====== STORED ROWS ======
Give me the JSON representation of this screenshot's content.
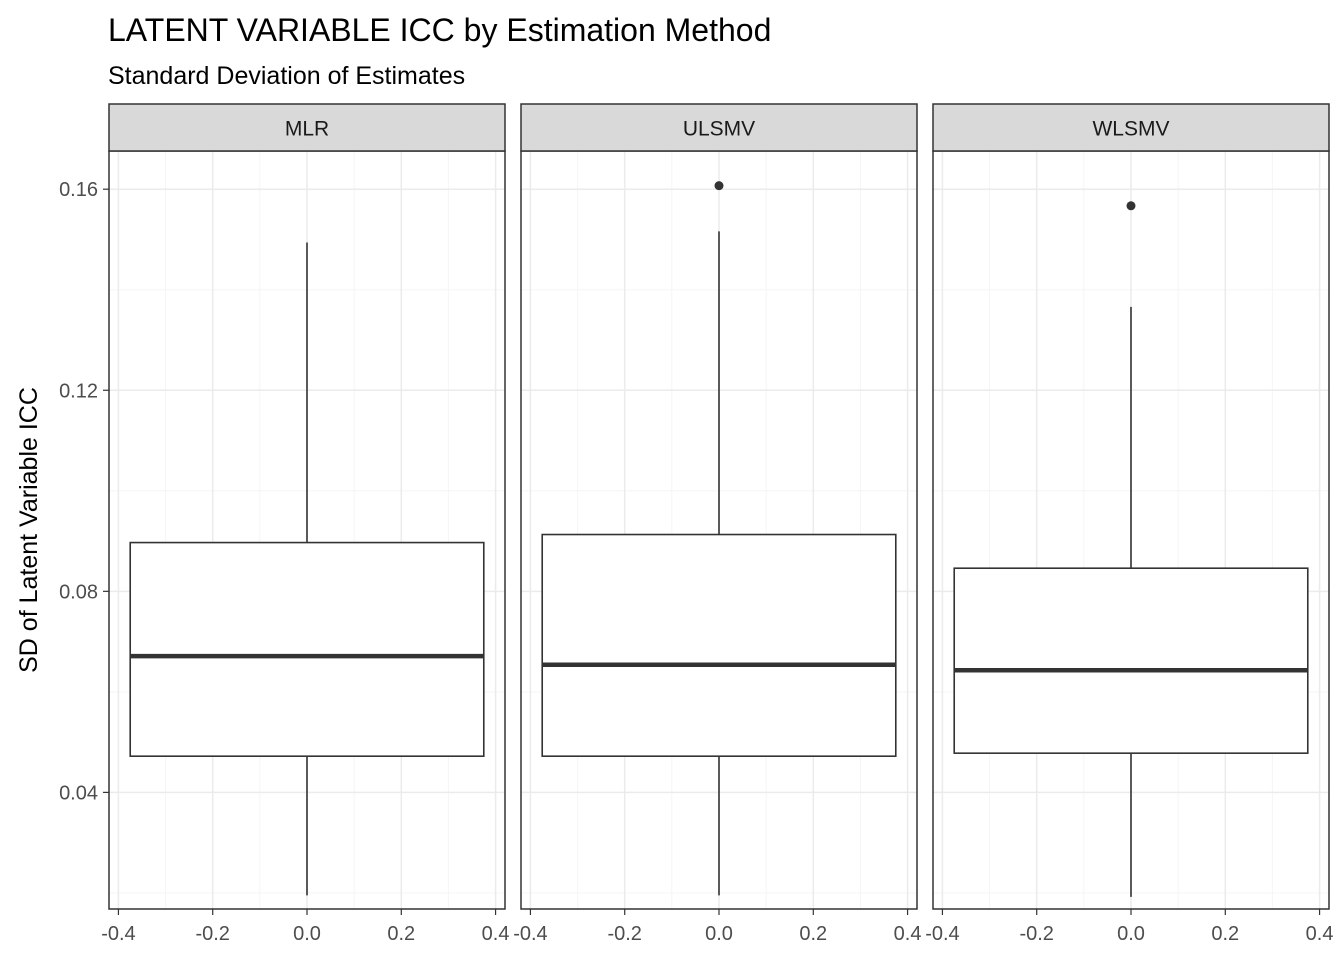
{
  "chart_data": {
    "type": "boxplot",
    "title": "LATENT VARIABLE ICC by Estimation Method",
    "subtitle": "Standard Deviation of Estimates",
    "xlabel": "",
    "ylabel": "SD of Latent Variable ICC",
    "facets": [
      "MLR",
      "ULSMV",
      "WLSMV"
    ],
    "xlim": [
      -0.42,
      0.42
    ],
    "x_ticks": [
      -0.4,
      -0.2,
      0.0,
      0.2,
      0.4
    ],
    "x_tick_labels": [
      "-0.4",
      "-0.2",
      "0.0",
      "0.2",
      "0.4"
    ],
    "ylim": [
      0.0168,
      0.1676
    ],
    "y_ticks": [
      0.04,
      0.08,
      0.12,
      0.16
    ],
    "y_tick_labels": [
      "0.04",
      "0.08",
      "0.12",
      "0.16"
    ],
    "grid": true,
    "box_width": [
      -0.375,
      0.375
    ],
    "boxes": [
      {
        "facet": "MLR",
        "whisker_low": 0.0195,
        "q1": 0.0472,
        "median": 0.0671,
        "q3": 0.0897,
        "whisker_high": 0.1494,
        "outliers": []
      },
      {
        "facet": "ULSMV",
        "whisker_low": 0.0195,
        "q1": 0.0472,
        "median": 0.0654,
        "q3": 0.0913,
        "whisker_high": 0.1516,
        "outliers": [
          0.1607
        ]
      },
      {
        "facet": "WLSMV",
        "whisker_low": 0.0192,
        "q1": 0.0478,
        "median": 0.0643,
        "q3": 0.0846,
        "whisker_high": 0.1366,
        "outliers": [
          0.1567
        ]
      }
    ],
    "colors": {
      "box_fill": "#ffffff",
      "line": "#333333",
      "strip_fill": "#d9d9d9",
      "grid_major": "#ebebeb",
      "grid_minor": "#f5f5f5"
    }
  }
}
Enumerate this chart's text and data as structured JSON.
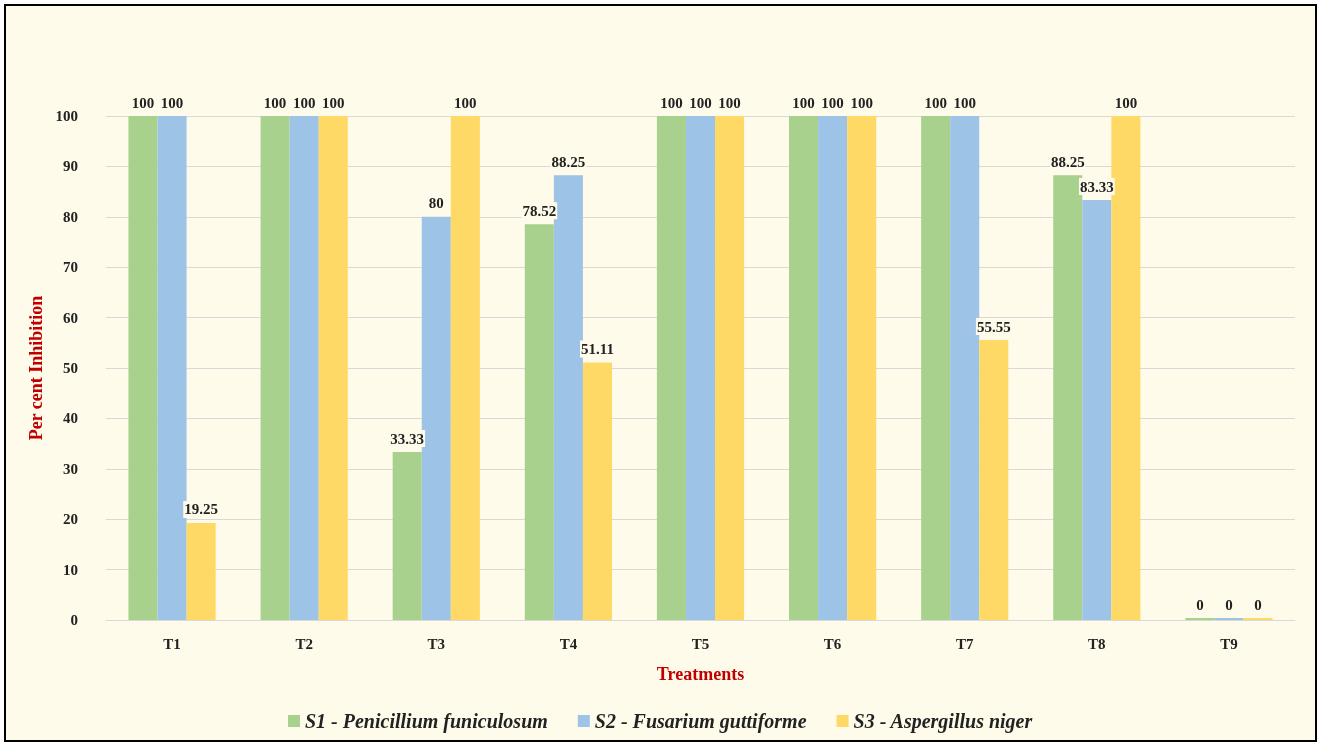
{
  "chart_data": {
    "type": "bar",
    "xlabel": "Treatments",
    "ylabel": "Per cent Inhibition",
    "categories": [
      "T1",
      "T2",
      "T3",
      "T4",
      "T5",
      "T6",
      "T7",
      "T8",
      "T9"
    ],
    "series": [
      {
        "name": "S1 - Penicillium funiculosum",
        "color": "#a9d18e",
        "values": [
          100,
          100,
          33.33,
          78.52,
          100,
          100,
          100,
          88.25,
          0
        ]
      },
      {
        "name": "S2 - Fusarium guttiforme",
        "color": "#9dc3e6",
        "values": [
          100,
          100,
          80,
          88.25,
          100,
          100,
          100,
          83.33,
          0
        ]
      },
      {
        "name": "S3 - Aspergillus niger",
        "color": "#ffd966",
        "values": [
          19.25,
          100,
          100,
          51.11,
          100,
          100,
          55.55,
          100,
          0
        ]
      }
    ],
    "ylim": [
      0,
      100
    ],
    "yticks": [
      0,
      10,
      20,
      30,
      40,
      50,
      60,
      70,
      80,
      90,
      100
    ],
    "grid": "y",
    "legend": "bottom",
    "data_labels": true
  }
}
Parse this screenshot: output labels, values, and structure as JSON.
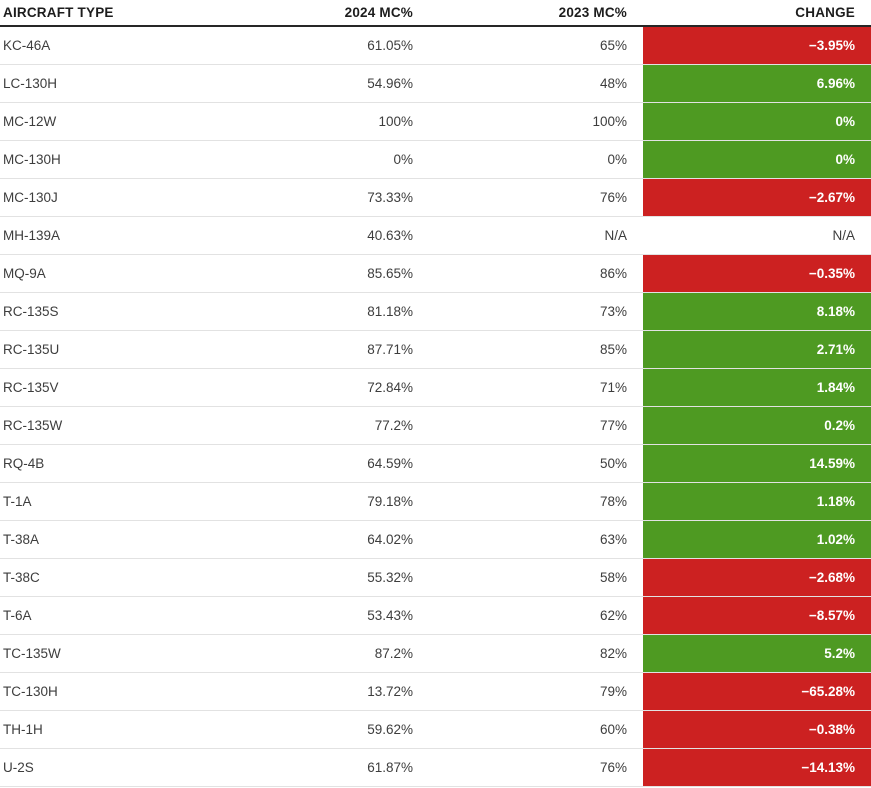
{
  "colors": {
    "positive_bg": "#4e9a22",
    "negative_bg": "#cc2121",
    "header_text": "#1d1d1d",
    "body_text": "#3d3d3d",
    "row_divider": "#e2e2e2",
    "header_border": "#262626",
    "change_text": "#ffffff"
  },
  "chart_data": {
    "type": "table",
    "columns": [
      "AIRCRAFT TYPE",
      "2024 MC%",
      "2023 MC%",
      "CHANGE"
    ],
    "rows": [
      {
        "aircraft": "KC-46A",
        "mc_2024": "61.05%",
        "mc_2023": "65%",
        "change": "−3.95%",
        "trend": "negative"
      },
      {
        "aircraft": "LC-130H",
        "mc_2024": "54.96%",
        "mc_2023": "48%",
        "change": "6.96%",
        "trend": "positive"
      },
      {
        "aircraft": "MC-12W",
        "mc_2024": "100%",
        "mc_2023": "100%",
        "change": "0%",
        "trend": "positive"
      },
      {
        "aircraft": "MC-130H",
        "mc_2024": "0%",
        "mc_2023": "0%",
        "change": "0%",
        "trend": "positive"
      },
      {
        "aircraft": "MC-130J",
        "mc_2024": "73.33%",
        "mc_2023": "76%",
        "change": "−2.67%",
        "trend": "negative"
      },
      {
        "aircraft": "MH-139A",
        "mc_2024": "40.63%",
        "mc_2023": "N/A",
        "change": "N/A",
        "trend": "none"
      },
      {
        "aircraft": "MQ-9A",
        "mc_2024": "85.65%",
        "mc_2023": "86%",
        "change": "−0.35%",
        "trend": "negative"
      },
      {
        "aircraft": "RC-135S",
        "mc_2024": "81.18%",
        "mc_2023": "73%",
        "change": "8.18%",
        "trend": "positive"
      },
      {
        "aircraft": "RC-135U",
        "mc_2024": "87.71%",
        "mc_2023": "85%",
        "change": "2.71%",
        "trend": "positive"
      },
      {
        "aircraft": "RC-135V",
        "mc_2024": "72.84%",
        "mc_2023": "71%",
        "change": "1.84%",
        "trend": "positive"
      },
      {
        "aircraft": "RC-135W",
        "mc_2024": "77.2%",
        "mc_2023": "77%",
        "change": "0.2%",
        "trend": "positive"
      },
      {
        "aircraft": "RQ-4B",
        "mc_2024": "64.59%",
        "mc_2023": "50%",
        "change": "14.59%",
        "trend": "positive"
      },
      {
        "aircraft": "T-1A",
        "mc_2024": "79.18%",
        "mc_2023": "78%",
        "change": "1.18%",
        "trend": "positive"
      },
      {
        "aircraft": "T-38A",
        "mc_2024": "64.02%",
        "mc_2023": "63%",
        "change": "1.02%",
        "trend": "positive"
      },
      {
        "aircraft": "T-38C",
        "mc_2024": "55.32%",
        "mc_2023": "58%",
        "change": "−2.68%",
        "trend": "negative"
      },
      {
        "aircraft": "T-6A",
        "mc_2024": "53.43%",
        "mc_2023": "62%",
        "change": "−8.57%",
        "trend": "negative"
      },
      {
        "aircraft": "TC-135W",
        "mc_2024": "87.2%",
        "mc_2023": "82%",
        "change": "5.2%",
        "trend": "positive"
      },
      {
        "aircraft": "TC-130H",
        "mc_2024": "13.72%",
        "mc_2023": "79%",
        "change": "−65.28%",
        "trend": "negative"
      },
      {
        "aircraft": "TH-1H",
        "mc_2024": "59.62%",
        "mc_2023": "60%",
        "change": "−0.38%",
        "trend": "negative"
      },
      {
        "aircraft": "U-2S",
        "mc_2024": "61.87%",
        "mc_2023": "76%",
        "change": "−14.13%",
        "trend": "negative"
      }
    ]
  }
}
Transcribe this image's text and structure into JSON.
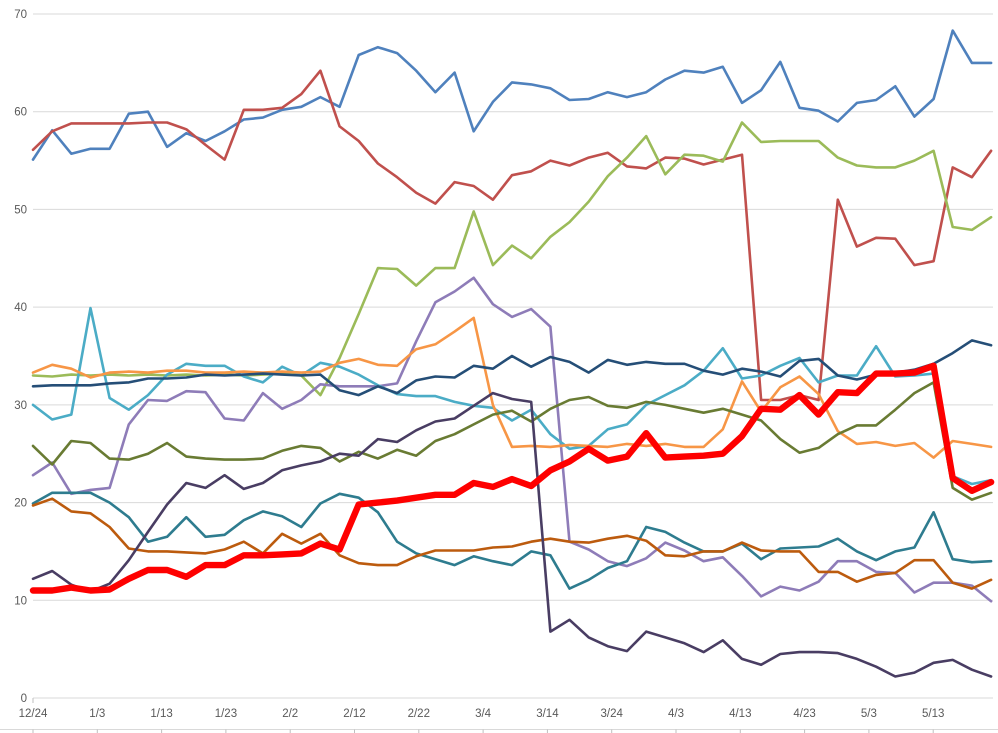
{
  "colors": {
    "background": "#FFFFFF",
    "gridline": "#D9D9D9",
    "axis_line": "#BFBFBF",
    "axis_text": "#595959"
  },
  "chart_data": {
    "type": "line",
    "title": "",
    "xlabel": "",
    "ylabel": "",
    "legend": "none",
    "grid": "horizontal",
    "x_axis": {
      "tick_labels": [
        "12/24",
        "1/3",
        "1/13",
        "1/23",
        "2/2",
        "2/12",
        "2/22",
        "3/4",
        "3/14",
        "3/24",
        "4/3",
        "4/13",
        "4/23",
        "5/3",
        "5/13"
      ],
      "tick_days": [
        0,
        10,
        20,
        30,
        40,
        50,
        60,
        70,
        80,
        90,
        100,
        110,
        120,
        130,
        140
      ],
      "span_days": 149
    },
    "y_axis": {
      "min": 0,
      "max": 70,
      "step": 10,
      "tick_labels": [
        "0",
        "10",
        "20",
        "30",
        "40",
        "50",
        "60",
        "70"
      ]
    },
    "sample_interval_days": 2.98,
    "series": [
      {
        "name": "blue",
        "color": "#4F81BD",
        "width": 2.6,
        "values": [
          55.1,
          58.1,
          55.7,
          56.2,
          56.2,
          59.8,
          60.0,
          56.4,
          57.8,
          57.0,
          58.0,
          59.2,
          59.4,
          60.2,
          60.5,
          61.5,
          60.5,
          65.8,
          66.6,
          66.0,
          64.2,
          62.0,
          64.0,
          58.0,
          61.0,
          63.0,
          62.8,
          62.4,
          61.2,
          61.3,
          62.0,
          61.5,
          62.0,
          63.3,
          64.2,
          64.0,
          64.6,
          60.9,
          62.2,
          65.1,
          60.4,
          60.1,
          59.0,
          60.9,
          61.2,
          62.6,
          59.5,
          61.3,
          68.3,
          65.0,
          65.0
        ]
      },
      {
        "name": "red",
        "color": "#C0504D",
        "width": 2.6,
        "values": [
          56.1,
          58.0,
          58.8,
          58.8,
          58.8,
          58.8,
          58.9,
          58.9,
          58.2,
          56.6,
          55.1,
          60.2,
          60.2,
          60.4,
          61.8,
          64.2,
          58.5,
          57.0,
          54.7,
          53.3,
          51.7,
          50.6,
          52.8,
          52.4,
          51.0,
          53.5,
          53.9,
          55.0,
          54.5,
          55.3,
          55.8,
          54.4,
          54.2,
          55.3,
          55.2,
          54.6,
          55.1,
          55.6,
          30.5,
          30.5,
          31.0,
          30.5,
          51.0,
          46.2,
          47.1,
          47.0,
          44.3,
          44.7,
          54.3,
          53.3,
          56.0
        ]
      },
      {
        "name": "green",
        "color": "#9BBB59",
        "width": 2.6,
        "values": [
          33.0,
          32.9,
          33.1,
          33.0,
          33.1,
          33.0,
          33.1,
          33.0,
          33.1,
          33.0,
          33.1,
          33.0,
          33.1,
          33.2,
          33.0,
          31.0,
          34.8,
          39.3,
          44.0,
          43.9,
          42.2,
          44.0,
          44.0,
          49.8,
          44.3,
          46.3,
          45.0,
          47.2,
          48.7,
          50.8,
          53.4,
          55.3,
          57.5,
          53.6,
          55.6,
          55.5,
          54.9,
          58.9,
          56.9,
          57.0,
          57.0,
          57.0,
          55.3,
          54.5,
          54.3,
          54.3,
          55.0,
          56.0,
          48.2,
          47.9,
          49.2
        ]
      },
      {
        "name": "purple",
        "color": "#8E7CB8",
        "width": 2.6,
        "values": [
          22.8,
          24.1,
          20.9,
          21.3,
          21.5,
          28.0,
          30.5,
          30.4,
          31.4,
          31.3,
          28.6,
          28.4,
          31.2,
          29.6,
          30.5,
          32.1,
          31.9,
          31.9,
          31.9,
          32.2,
          36.5,
          40.5,
          41.6,
          43.0,
          40.3,
          39.0,
          39.8,
          38.0,
          16.0,
          15.2,
          14.0,
          13.5,
          14.3,
          15.9,
          15.1,
          14.0,
          14.4,
          12.5,
          10.4,
          11.4,
          11.0,
          11.9,
          14.0,
          14.0,
          12.9,
          12.8,
          10.8,
          11.8,
          11.8,
          11.5,
          9.9
        ]
      },
      {
        "name": "cyan",
        "color": "#4BACC6",
        "width": 2.6,
        "values": [
          30.0,
          28.5,
          29.0,
          39.9,
          30.7,
          29.5,
          31.0,
          33.1,
          34.2,
          34.0,
          34.0,
          32.9,
          32.3,
          33.9,
          33.0,
          34.3,
          33.9,
          33.1,
          32.0,
          31.1,
          30.9,
          30.9,
          30.3,
          29.9,
          29.7,
          28.4,
          29.5,
          27.0,
          25.5,
          25.8,
          27.5,
          28.0,
          30.0,
          31.0,
          32.0,
          33.5,
          35.8,
          32.7,
          33.0,
          34.0,
          34.8,
          32.3,
          33.0,
          33.0,
          36.0,
          32.9,
          33.0,
          33.2,
          22.7,
          21.9,
          22.3
        ]
      },
      {
        "name": "orange",
        "color": "#F79646",
        "width": 2.6,
        "values": [
          33.3,
          34.1,
          33.7,
          32.8,
          33.3,
          33.4,
          33.3,
          33.5,
          33.5,
          33.3,
          33.3,
          33.4,
          33.3,
          33.4,
          33.3,
          33.4,
          34.3,
          34.7,
          34.1,
          34.0,
          35.7,
          36.2,
          37.5,
          38.9,
          30.0,
          25.7,
          25.8,
          25.7,
          25.9,
          25.8,
          25.7,
          26.0,
          25.8,
          26.0,
          25.7,
          25.7,
          27.5,
          32.4,
          29.3,
          31.8,
          32.9,
          31.1,
          27.3,
          26.0,
          26.2,
          25.8,
          26.1,
          24.6,
          26.3,
          26.0,
          25.7
        ]
      },
      {
        "name": "navy",
        "color": "#254E77",
        "width": 2.6,
        "values": [
          31.9,
          32.0,
          32.0,
          32.0,
          32.2,
          32.3,
          32.7,
          32.7,
          32.8,
          33.1,
          33.0,
          33.1,
          33.2,
          33.1,
          33.0,
          33.1,
          31.5,
          31.0,
          31.9,
          31.2,
          32.5,
          32.9,
          32.8,
          34.0,
          33.7,
          35.0,
          33.9,
          34.9,
          34.4,
          33.3,
          34.6,
          34.1,
          34.4,
          34.2,
          34.2,
          33.5,
          33.1,
          33.7,
          33.4,
          32.9,
          34.5,
          34.7,
          33.0,
          32.6,
          33.1,
          33.3,
          33.6,
          34.2,
          35.3,
          36.6,
          36.1
        ]
      },
      {
        "name": "olive",
        "color": "#697B33",
        "width": 2.6,
        "values": [
          25.8,
          23.9,
          26.3,
          26.1,
          24.5,
          24.4,
          25.0,
          26.1,
          24.7,
          24.5,
          24.4,
          24.4,
          24.5,
          25.3,
          25.8,
          25.6,
          24.2,
          25.2,
          24.5,
          25.4,
          24.8,
          26.3,
          27.0,
          28.0,
          29.0,
          29.4,
          28.3,
          29.6,
          30.5,
          30.8,
          29.9,
          29.7,
          30.3,
          30.0,
          29.6,
          29.2,
          29.6,
          29.0,
          28.4,
          26.5,
          25.1,
          25.6,
          27.0,
          27.9,
          27.9,
          29.5,
          31.2,
          32.3,
          21.5,
          20.3,
          21.0
        ]
      },
      {
        "name": "teal",
        "color": "#2E7C8F",
        "width": 2.6,
        "values": [
          19.9,
          21.0,
          21.0,
          21.0,
          20.0,
          18.5,
          16.0,
          16.5,
          18.5,
          16.5,
          16.7,
          18.2,
          19.1,
          18.6,
          17.5,
          19.9,
          20.9,
          20.5,
          19.0,
          16.0,
          14.8,
          14.2,
          13.6,
          14.5,
          14.0,
          13.6,
          15.0,
          14.6,
          11.2,
          12.1,
          13.3,
          14.0,
          17.5,
          17.0,
          15.9,
          15.0,
          15.0,
          15.8,
          14.2,
          15.3,
          15.4,
          15.5,
          16.3,
          15.0,
          14.1,
          15.0,
          15.4,
          19.0,
          14.2,
          13.9,
          14.0
        ]
      },
      {
        "name": "brown",
        "color": "#BC5B0E",
        "width": 2.6,
        "values": [
          19.7,
          20.4,
          19.1,
          18.9,
          17.5,
          15.3,
          15.0,
          15.0,
          14.9,
          14.8,
          15.2,
          16.0,
          14.8,
          16.8,
          15.8,
          16.8,
          14.6,
          13.8,
          13.6,
          13.6,
          14.5,
          15.1,
          15.1,
          15.1,
          15.4,
          15.5,
          16.0,
          16.3,
          16.0,
          15.9,
          16.3,
          16.6,
          16.1,
          14.6,
          14.5,
          15.0,
          15.0,
          15.9,
          15.1,
          15.0,
          15.0,
          12.9,
          12.9,
          11.9,
          12.6,
          12.8,
          14.1,
          14.1,
          11.8,
          11.2,
          12.1
        ]
      },
      {
        "name": "dark-purple",
        "color": "#493D63",
        "width": 2.6,
        "values": [
          12.2,
          13.0,
          11.6,
          10.9,
          11.7,
          14.1,
          17.0,
          19.8,
          22.0,
          21.5,
          22.8,
          21.4,
          22.0,
          23.3,
          23.8,
          24.2,
          25.0,
          24.8,
          26.5,
          26.2,
          27.4,
          28.3,
          28.6,
          29.9,
          31.2,
          30.6,
          30.3,
          6.8,
          8.0,
          6.2,
          5.3,
          4.8,
          6.8,
          6.2,
          5.6,
          4.7,
          5.9,
          4.0,
          3.4,
          4.5,
          4.7,
          4.7,
          4.6,
          4.0,
          3.2,
          2.2,
          2.6,
          3.6,
          3.9,
          2.9,
          2.2
        ]
      },
      {
        "name": "highlight-red",
        "color": "#FE0000",
        "width": 6.4,
        "values": [
          11.0,
          11.0,
          11.3,
          11.0,
          11.1,
          12.2,
          13.1,
          13.1,
          12.4,
          13.6,
          13.6,
          14.6,
          14.6,
          14.7,
          14.8,
          15.8,
          15.2,
          19.8,
          20.0,
          20.2,
          20.5,
          20.8,
          20.8,
          22.0,
          21.6,
          22.4,
          21.7,
          23.3,
          24.2,
          25.5,
          24.3,
          24.7,
          27.1,
          24.6,
          24.7,
          24.8,
          25.0,
          26.8,
          29.6,
          29.5,
          31.0,
          29.0,
          31.3,
          31.2,
          33.2,
          33.2,
          33.3,
          34.0,
          22.5,
          21.2,
          22.1
        ]
      }
    ]
  }
}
======
▶ [EXERCISE DETAILS] Using the records above, copy each line that contains "ylabel".

▶ [FINISHED EXERCISE]
    "ylabel": "SD of Latent Variable ICC",
    "ylabel": "Per cent Inhibition",
    "ylabel": "",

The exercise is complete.